*Extracts from a graphics dataset*:

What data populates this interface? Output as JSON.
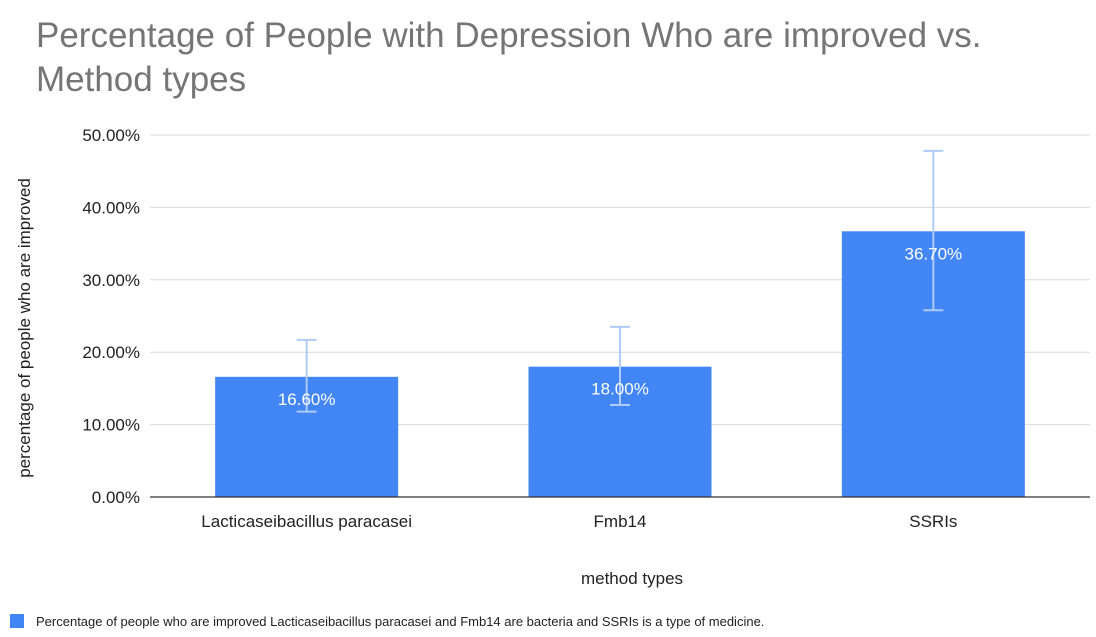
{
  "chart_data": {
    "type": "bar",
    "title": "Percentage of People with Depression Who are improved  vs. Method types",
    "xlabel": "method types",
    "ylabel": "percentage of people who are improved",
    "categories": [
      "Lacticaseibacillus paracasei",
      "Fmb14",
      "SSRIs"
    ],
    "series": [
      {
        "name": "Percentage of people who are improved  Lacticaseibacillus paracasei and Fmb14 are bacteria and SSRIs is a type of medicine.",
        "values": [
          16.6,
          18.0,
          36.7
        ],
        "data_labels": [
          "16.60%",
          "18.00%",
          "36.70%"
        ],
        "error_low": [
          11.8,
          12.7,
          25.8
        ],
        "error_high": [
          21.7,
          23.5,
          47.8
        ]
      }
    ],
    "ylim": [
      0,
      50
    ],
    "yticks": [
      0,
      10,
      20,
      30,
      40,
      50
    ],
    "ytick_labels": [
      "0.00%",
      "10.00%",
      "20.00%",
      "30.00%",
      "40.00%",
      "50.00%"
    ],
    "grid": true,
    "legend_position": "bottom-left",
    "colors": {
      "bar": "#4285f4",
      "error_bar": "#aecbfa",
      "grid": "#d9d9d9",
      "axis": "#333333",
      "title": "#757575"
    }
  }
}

*Try it*: Identify each line in the records above containing the word "paracasei"; copy those lines.

*Output of the exercise*:
      "Lacticaseibacillus paracasei",
        "name": "Percentage of people who are improved  Lacticaseibacillus paracasei and Fmb14 are bacteria and SSRIs is a type of medicine.",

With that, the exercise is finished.